### [Written instruction]
Extract every line of the items below verbatim, leaving the pictures out of your answer.

Records from a data collection

────────

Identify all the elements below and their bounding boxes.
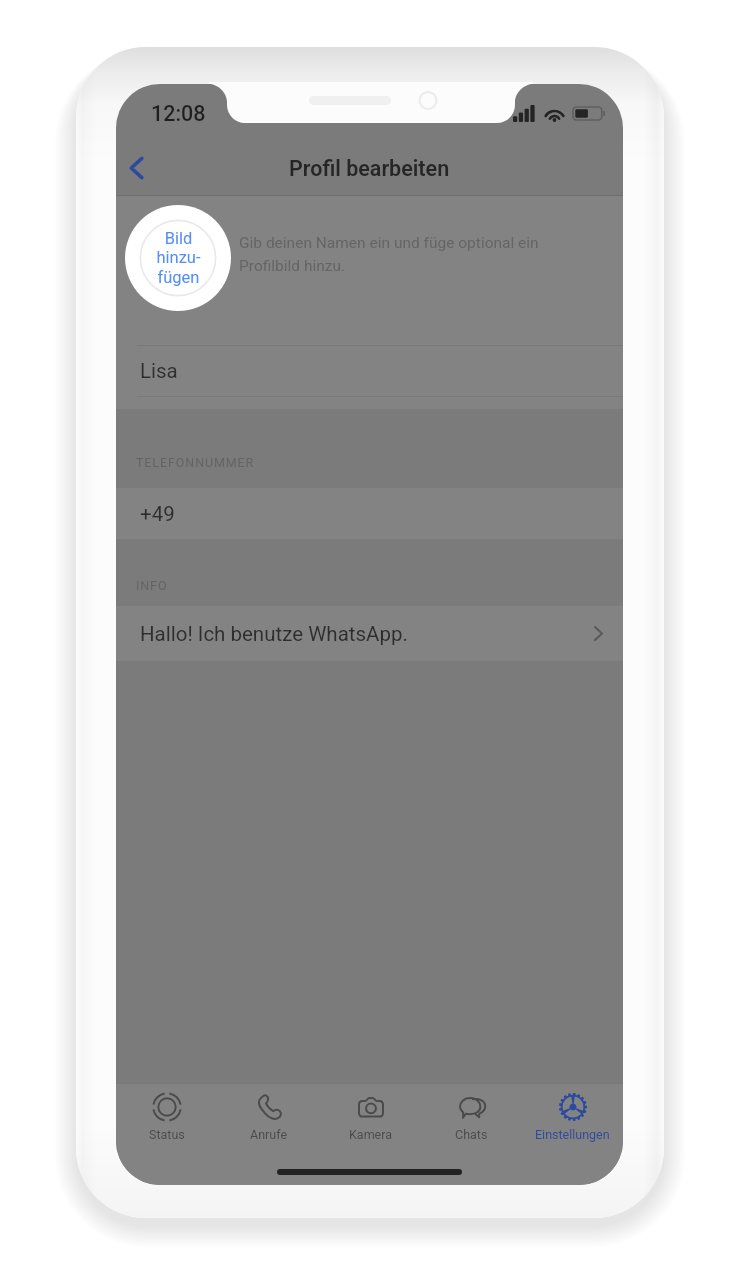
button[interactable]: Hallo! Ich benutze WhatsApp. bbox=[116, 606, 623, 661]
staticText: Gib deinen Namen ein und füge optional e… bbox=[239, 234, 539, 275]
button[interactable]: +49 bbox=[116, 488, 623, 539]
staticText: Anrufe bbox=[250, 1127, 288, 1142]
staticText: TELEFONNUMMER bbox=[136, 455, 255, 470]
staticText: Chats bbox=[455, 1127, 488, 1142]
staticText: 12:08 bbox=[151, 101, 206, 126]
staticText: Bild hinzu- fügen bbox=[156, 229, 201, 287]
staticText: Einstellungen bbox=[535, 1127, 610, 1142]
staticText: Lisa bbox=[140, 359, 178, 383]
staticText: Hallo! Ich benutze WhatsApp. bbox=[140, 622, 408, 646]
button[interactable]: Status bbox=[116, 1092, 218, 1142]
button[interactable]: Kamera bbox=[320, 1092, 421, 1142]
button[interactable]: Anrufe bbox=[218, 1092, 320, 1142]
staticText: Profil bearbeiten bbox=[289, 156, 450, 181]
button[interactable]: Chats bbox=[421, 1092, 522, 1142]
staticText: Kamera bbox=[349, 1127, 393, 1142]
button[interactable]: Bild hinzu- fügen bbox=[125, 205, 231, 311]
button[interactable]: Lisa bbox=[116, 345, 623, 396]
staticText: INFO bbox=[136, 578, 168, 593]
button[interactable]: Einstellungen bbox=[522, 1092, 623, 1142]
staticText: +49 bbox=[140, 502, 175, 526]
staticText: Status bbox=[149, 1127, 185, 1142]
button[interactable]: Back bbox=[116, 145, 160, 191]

────────

### [Finished exercise]
Identify all the elements below and their bounding boxes.
button[interactable]: Hallo! Ich benutze WhatsApp. bbox=[116, 606, 623, 661]
staticText: Gib deinen Namen ein und füge optional e… bbox=[239, 234, 539, 275]
button[interactable]: +49 bbox=[116, 488, 623, 539]
staticText: Anrufe bbox=[250, 1127, 288, 1142]
staticText: TELEFONNUMMER bbox=[136, 455, 255, 470]
staticText: Chats bbox=[455, 1127, 488, 1142]
staticText: 12:08 bbox=[151, 101, 206, 126]
staticText: Bild hinzu- fügen bbox=[156, 229, 201, 287]
staticText: Einstellungen bbox=[535, 1127, 610, 1142]
staticText: Lisa bbox=[140, 359, 178, 383]
staticText: Hallo! Ich benutze WhatsApp. bbox=[140, 622, 408, 646]
button[interactable]: Status bbox=[116, 1092, 218, 1142]
button[interactable]: Kamera bbox=[320, 1092, 421, 1142]
button[interactable]: Anrufe bbox=[218, 1092, 320, 1142]
staticText: Profil bearbeiten bbox=[289, 156, 450, 181]
button[interactable]: Chats bbox=[421, 1092, 522, 1142]
staticText: Kamera bbox=[349, 1127, 393, 1142]
button[interactable]: Bild hinzu- fügen bbox=[125, 205, 231, 311]
button[interactable]: Lisa bbox=[116, 345, 623, 396]
staticText: INFO bbox=[136, 578, 168, 593]
button[interactable]: Einstellungen bbox=[522, 1092, 623, 1142]
staticText: +49 bbox=[140, 502, 175, 526]
staticText: Status bbox=[149, 1127, 185, 1142]
button[interactable]: Back bbox=[116, 145, 160, 191]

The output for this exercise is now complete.